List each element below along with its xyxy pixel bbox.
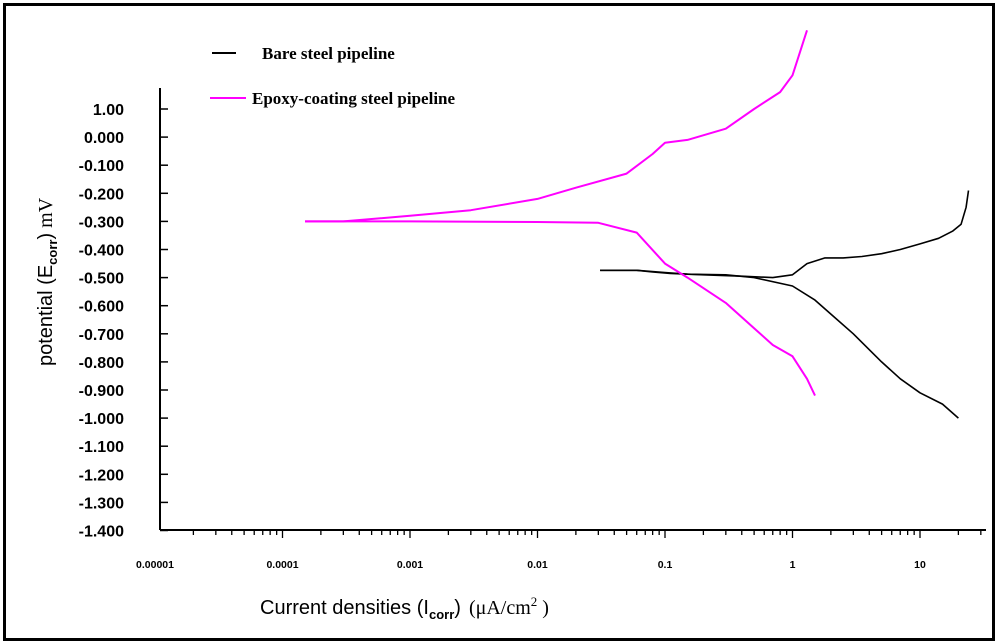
y-tick-label: -0.900 (79, 383, 124, 400)
y-axis-title-sub: corr (45, 240, 60, 265)
y-tick-label: -0.400 (79, 243, 124, 260)
epoxy-coating-branch-anodic (305, 29, 808, 223)
series-layer (305, 29, 970, 419)
x-axis-title-close: ) (454, 597, 461, 619)
y-tick-label: -0.300 (79, 214, 124, 231)
svg-text:potential (Ecorr) mV: potential (Ecorr) mV (35, 197, 60, 366)
x-tick-label: 0.0001 (266, 559, 298, 571)
chart-plot: 1.00 0.000 -0.100 -0.200 -0.300 -0.400 -0.500 -… (35, 29, 986, 622)
x-tick-label: 0.01 (527, 559, 548, 571)
y-tick-label: 1.00 (93, 102, 124, 119)
epoxy-coating-branch-cathodic (305, 220, 816, 397)
y-tick-label: -1.300 (79, 495, 124, 512)
y-axis-title-main: potential (E (35, 265, 57, 366)
bare-steel-branch-cathodic (600, 269, 959, 419)
legend-label-bare: Bare steel pipeline (262, 44, 395, 63)
x-axis-title-sub: corr (429, 607, 454, 622)
x-tick-label: 1 (790, 559, 796, 571)
y-tick-label: -0.200 (79, 186, 124, 203)
x-tick-label: 0.1 (658, 559, 673, 571)
y-axis-title-close: ) (35, 233, 57, 240)
x-axis-title-unit: (μA/cm (469, 597, 531, 619)
x-ticks: 0.00001 0.0001 0.001 0.01 0.1 1 10 (136, 530, 982, 571)
x-axis-title: Current densities (Icorr) (μA/cm2 ) (260, 594, 549, 622)
y-tick-label: -0.700 (79, 327, 124, 344)
y-tick-label: -1.100 (79, 439, 124, 456)
x-tick-label: 10 (914, 559, 926, 571)
legend-label-epoxy: Epoxy-coating steel pipeline (252, 89, 456, 108)
y-tick-label: -1.200 (79, 467, 124, 484)
x-axis-title-unit-close: ) (537, 597, 549, 619)
y-axis-title: potential (Ecorr) mV (35, 197, 60, 366)
x-tick-label: 0.001 (397, 559, 423, 571)
bare-steel-branch-anodic (600, 190, 970, 279)
y-tick-label: 0.000 (84, 130, 124, 147)
y-tick-label: -0.600 (79, 299, 124, 316)
chart-frame: 1.00 0.000 -0.100 -0.200 -0.300 -0.400 -0.500 -… (3, 3, 995, 641)
y-tick-label: -1.400 (79, 524, 124, 541)
y-tick-label: -1.000 (79, 411, 124, 428)
x-axis-title-main: Current densities (I (260, 597, 429, 619)
y-axis-title-unit: mV (35, 197, 57, 233)
y-tick-label: -0.500 (79, 271, 124, 288)
legend: Bare steel pipeline Epoxy-coating steel … (210, 44, 456, 108)
x-axis-title-sup: 2 (531, 594, 538, 609)
y-ticks: 1.00 0.000 -0.100 -0.200 -0.300 -0.400 -0.500 -… (79, 102, 168, 541)
y-tick-label: -0.800 (79, 355, 124, 372)
y-tick-label: -0.100 (79, 158, 124, 175)
x-tick-label: 0.00001 (136, 559, 174, 571)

Problem to solve:
Can you transcribe everything in the data above, from the line containing "y-tick-label: -0.900 (79, 383, 124, 400)" down to the line containing "svg-text:potential (Ecorr) mV: potential", including both of those lines, character for character?

Solution for this task:
y-tick-label: -0.900 (79, 383, 124, 400)
y-axis-title-sub: corr (45, 240, 60, 265)
y-tick-label: -0.400 (79, 243, 124, 260)
epoxy-coating-branch-anodic (305, 29, 808, 223)
series-layer (305, 29, 970, 419)
x-axis-title-close: ) (454, 597, 461, 619)
y-tick-label: -0.300 (79, 214, 124, 231)
svg-text:potential (Ecorr) mV: potential (Ecorr) mV (35, 197, 60, 366)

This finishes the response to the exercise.